**** DATA
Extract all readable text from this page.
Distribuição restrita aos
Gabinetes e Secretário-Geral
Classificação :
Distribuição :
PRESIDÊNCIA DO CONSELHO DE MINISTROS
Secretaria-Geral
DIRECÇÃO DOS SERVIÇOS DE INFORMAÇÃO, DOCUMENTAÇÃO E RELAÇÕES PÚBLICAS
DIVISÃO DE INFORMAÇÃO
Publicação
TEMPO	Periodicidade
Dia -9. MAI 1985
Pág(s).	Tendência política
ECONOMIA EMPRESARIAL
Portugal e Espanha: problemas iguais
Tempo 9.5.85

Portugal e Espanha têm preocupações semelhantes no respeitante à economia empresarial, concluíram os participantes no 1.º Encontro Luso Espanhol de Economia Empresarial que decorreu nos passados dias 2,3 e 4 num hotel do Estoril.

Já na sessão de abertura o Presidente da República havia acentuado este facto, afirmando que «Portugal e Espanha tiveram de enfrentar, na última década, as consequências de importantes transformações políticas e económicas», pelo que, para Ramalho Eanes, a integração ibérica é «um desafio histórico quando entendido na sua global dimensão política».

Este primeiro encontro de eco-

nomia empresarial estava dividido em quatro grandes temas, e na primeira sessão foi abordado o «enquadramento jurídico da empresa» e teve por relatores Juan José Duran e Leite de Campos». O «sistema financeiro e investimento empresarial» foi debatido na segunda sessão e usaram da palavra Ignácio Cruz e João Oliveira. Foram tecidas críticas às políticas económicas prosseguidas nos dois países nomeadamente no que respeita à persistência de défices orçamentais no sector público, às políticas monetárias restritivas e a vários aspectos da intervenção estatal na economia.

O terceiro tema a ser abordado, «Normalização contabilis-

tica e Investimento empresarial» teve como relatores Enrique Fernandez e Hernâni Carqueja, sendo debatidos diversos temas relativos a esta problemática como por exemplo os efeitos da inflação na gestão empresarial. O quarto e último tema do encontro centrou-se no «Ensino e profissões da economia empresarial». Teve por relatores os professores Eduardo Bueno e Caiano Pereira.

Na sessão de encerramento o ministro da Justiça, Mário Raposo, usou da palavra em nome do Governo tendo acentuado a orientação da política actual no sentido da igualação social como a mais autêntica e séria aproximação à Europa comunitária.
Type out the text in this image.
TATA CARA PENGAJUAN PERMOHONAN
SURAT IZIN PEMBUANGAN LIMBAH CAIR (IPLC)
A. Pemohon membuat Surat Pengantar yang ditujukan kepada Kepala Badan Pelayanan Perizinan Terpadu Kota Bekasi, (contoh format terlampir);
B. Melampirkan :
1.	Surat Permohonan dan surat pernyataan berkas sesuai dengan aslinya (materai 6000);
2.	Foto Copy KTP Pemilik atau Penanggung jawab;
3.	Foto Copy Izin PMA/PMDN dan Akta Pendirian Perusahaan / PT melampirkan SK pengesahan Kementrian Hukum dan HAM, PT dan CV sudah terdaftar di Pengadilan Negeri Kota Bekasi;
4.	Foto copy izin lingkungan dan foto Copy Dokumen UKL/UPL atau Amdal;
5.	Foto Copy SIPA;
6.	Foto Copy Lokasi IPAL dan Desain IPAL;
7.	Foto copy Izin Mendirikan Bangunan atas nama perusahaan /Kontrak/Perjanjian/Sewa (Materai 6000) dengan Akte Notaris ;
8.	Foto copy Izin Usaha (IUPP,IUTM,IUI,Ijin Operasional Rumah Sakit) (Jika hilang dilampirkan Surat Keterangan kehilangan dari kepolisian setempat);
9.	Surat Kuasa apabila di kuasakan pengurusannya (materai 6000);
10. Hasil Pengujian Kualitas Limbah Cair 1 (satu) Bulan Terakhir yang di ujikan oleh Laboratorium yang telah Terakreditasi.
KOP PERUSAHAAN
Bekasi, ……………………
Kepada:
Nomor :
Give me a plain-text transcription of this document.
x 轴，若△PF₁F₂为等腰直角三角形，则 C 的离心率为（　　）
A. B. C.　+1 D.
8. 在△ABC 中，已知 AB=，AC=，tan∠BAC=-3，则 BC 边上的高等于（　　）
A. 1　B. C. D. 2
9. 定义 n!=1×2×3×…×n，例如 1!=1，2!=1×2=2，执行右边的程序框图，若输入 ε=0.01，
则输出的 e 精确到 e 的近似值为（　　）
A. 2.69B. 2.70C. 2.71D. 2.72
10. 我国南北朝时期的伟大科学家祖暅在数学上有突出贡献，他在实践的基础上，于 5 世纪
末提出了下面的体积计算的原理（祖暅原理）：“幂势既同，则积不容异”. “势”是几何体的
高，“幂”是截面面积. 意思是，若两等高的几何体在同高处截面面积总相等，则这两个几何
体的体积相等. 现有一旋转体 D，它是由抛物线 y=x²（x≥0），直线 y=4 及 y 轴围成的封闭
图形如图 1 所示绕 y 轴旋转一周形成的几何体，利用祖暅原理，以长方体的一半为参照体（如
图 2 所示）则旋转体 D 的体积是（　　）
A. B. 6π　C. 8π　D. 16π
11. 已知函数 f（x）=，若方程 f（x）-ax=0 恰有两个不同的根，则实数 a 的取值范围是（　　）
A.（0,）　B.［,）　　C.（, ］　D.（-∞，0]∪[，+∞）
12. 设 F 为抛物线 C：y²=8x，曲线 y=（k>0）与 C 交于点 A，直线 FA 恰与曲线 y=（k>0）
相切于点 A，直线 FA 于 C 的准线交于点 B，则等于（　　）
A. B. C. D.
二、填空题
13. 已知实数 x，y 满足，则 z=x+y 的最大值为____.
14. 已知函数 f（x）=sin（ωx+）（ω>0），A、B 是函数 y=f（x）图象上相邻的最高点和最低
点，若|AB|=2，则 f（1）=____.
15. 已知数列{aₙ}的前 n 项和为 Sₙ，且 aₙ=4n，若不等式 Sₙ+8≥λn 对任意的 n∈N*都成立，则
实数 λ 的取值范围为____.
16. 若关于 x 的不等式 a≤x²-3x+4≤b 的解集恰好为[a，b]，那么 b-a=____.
********
## EXERCISE
Would you reproduce all the entries exactly?

## WRITTEN REPLY
Extract all readable text from this page.
Distribuição restrita aos
Gabinetes e Secretário-Geral
Classificação :
Distribuição :
PRESIDÊNCIA DO CONSELHO DE MINISTROS
Secretaria-Geral
DIRECÇÃO DOS SERVIÇOS DE INFORMAÇÃO, DOCUMENTAÇÃO E RELAÇÕES PÚBLICAS
DIVISÃO DE INFORMAÇÃO
Publicação
TEMPO	Periodicidade
Dia -9. MAI 1985
Pág(s).	Tendência política
ECONOMIA EMPRESARIAL
Portugal e Espanha: problemas iguais
Tempo 9.5.85

Portugal e Espanha têm preocupações semelhantes no respeitante à economia empresarial, concluíram os participantes no 1.º Encontro Luso Espanhol de Economia Empresarial que decorreu nos passados dias 2,3 e 4 num hotel do Estoril.

Já na sessão de abertura o Presidente da República havia acentuado este facto, afirmando que «Portugal e Espanha tiveram de enfrentar, na última década, as consequências de importantes transformações políticas e económicas», pelo que, para Ramalho Eanes, a integração ibérica é «um desafio histórico quando entendido na sua global dimensão política».

Este primeiro encontro de eco-

nomia empresarial estava dividido em quatro grandes temas, e na primeira sessão foi abordado o «enquadramento jurídico da empresa» e teve por relatores Juan José Duran e Leite de Campos». O «sistema financeiro e investimento empresarial» foi debatido na segunda sessão e usaram da palavra Ignácio Cruz e João Oliveira. Foram tecidas críticas às políticas económicas prosseguidas nos dois países nomeadamente no que respeita à persistência de défices orçamentais no sector público, às políticas monetárias restritivas e a vários aspectos da intervenção estatal na economia.

O terceiro tema a ser abordado, «Normalização contabilis-

tica e Investimento empresarial» teve como relatores Enrique Fernandez e Hernâni Carqueja, sendo debatidos diversos temas relativos a esta problemática como por exemplo os efeitos da inflação na gestão empresarial. O quarto e último tema do encontro centrou-se no «Ensino e profissões da economia empresarial». Teve por relatores os professores Eduardo Bueno e Caiano Pereira.

Na sessão de encerramento o ministro da Justiça, Mário Raposo, usou da palavra em nome do Governo tendo acentuado a orientação da política actual no sentido da igualação social como a mais autêntica e séria aproximação à Europa comunitária.
Type out the text in this image.
TATA CARA PENGAJUAN PERMOHONAN
SURAT IZIN PEMBUANGAN LIMBAH CAIR (IPLC)
A. Pemohon membuat Surat Pengantar yang ditujukan kepada Kepala Badan Pelayanan Perizinan Terpadu Kota Bekasi, (contoh format terlampir);
B. Melampirkan :
1.	Surat Permohonan dan surat pernyataan berkas sesuai dengan aslinya (materai 6000);
2.	Foto Copy KTP Pemilik atau Penanggung jawab;
3.	Foto Copy Izin PMA/PMDN dan Akta Pendirian Perusahaan / PT melampirkan SK pengesahan Kementrian Hukum dan HAM, PT dan CV sudah terdaftar di Pengadilan Negeri Kota Bekasi;
4.	Foto copy izin lingkungan dan foto Copy Dokumen UKL/UPL atau Amdal;
5.	Foto Copy SIPA;
6.	Foto Copy Lokasi IPAL dan Desain IPAL;
7.	Foto copy Izin Mendirikan Bangunan atas nama perusahaan /Kontrak/Perjanjian/Sewa (Materai 6000) dengan Akte Notaris ;
8.	Foto copy Izin Usaha (IUPP,IUTM,IUI,Ijin Operasional Rumah Sakit) (Jika hilang dilampirkan Surat Keterangan kehilangan dari kepolisian setempat);
9.	Surat Kuasa apabila di kuasakan pengurusannya (materai 6000);
10. Hasil Pengujian Kualitas Limbah Cair 1 (satu) Bulan Terakhir yang di ujikan oleh Laboratorium yang telah Terakreditasi.
KOP PERUSAHAAN
Bekasi, ……………………
Kepada:
Nomor :
Give me a plain-text transcription of this document.
x 轴，若△PF₁F₂为等腰直角三角形，则 C 的离心率为（　　）
A. B. C.　+1 D.
8. 在△ABC 中，已知 AB=，AC=，tan∠BAC=-3，则 BC 边上的高等于（　　）
A. 1　B. C. D. 2
9. 定义 n!=1×2×3×…×n，例如 1!=1，2!=1×2=2，执行右边的程序框图，若输入 ε=0.01，
则输出的 e 精确到 e 的近似值为（　　）
A. 2.69B. 2.70C. 2.71D. 2.72
10. 我国南北朝时期的伟大科学家祖暅在数学上有突出贡献，他在实践的基础上，于 5 世纪
末提出了下面的体积计算的原理（祖暅原理）：“幂势既同，则积不容异”. “势”是几何体的
高，“幂”是截面面积. 意思是，若两等高的几何体在同高处截面面积总相等，则这两个几何
体的体积相等. 现有一旋转体 D，它是由抛物线 y=x²（x≥0），直线 y=4 及 y 轴围成的封闭
图形如图 1 所示绕 y 轴旋转一周形成的几何体，利用祖暅原理，以长方体的一半为参照体（如
图 2 所示）则旋转体 D 的体积是（　　）
A. B. 6π　C. 8π　D. 16π
11. 已知函数 f（x）=，若方程 f（x）-ax=0 恰有两个不同的根，则实数 a 的取值范围是（　　）
A.（0,）　B.［,）　　C.（, ］　D.（-∞，0]∪[，+∞）
12. 设 F 为抛物线 C：y²=8x，曲线 y=（k>0）与 C 交于点 A，直线 FA 恰与曲线 y=（k>0）
相切于点 A，直线 FA 于 C 的准线交于点 B，则等于（　　）
A. B. C. D.
二、填空题
13. 已知实数 x，y 满足，则 z=x+y 的最大值为____.
14. 已知函数 f（x）=sin（ωx+）（ω>0），A、B 是函数 y=f（x）图象上相邻的最高点和最低
点，若|AB|=2，则 f（1）=____.
15. 已知数列{aₙ}的前 n 项和为 Sₙ，且 aₙ=4n，若不等式 Sₙ+8≥λn 对任意的 n∈N*都成立，则
实数 λ 的取值范围为____.
16. 若关于 x 的不等式 a≤x²-3x+4≤b 的解集恰好为[a，b]，那么 b-a=____.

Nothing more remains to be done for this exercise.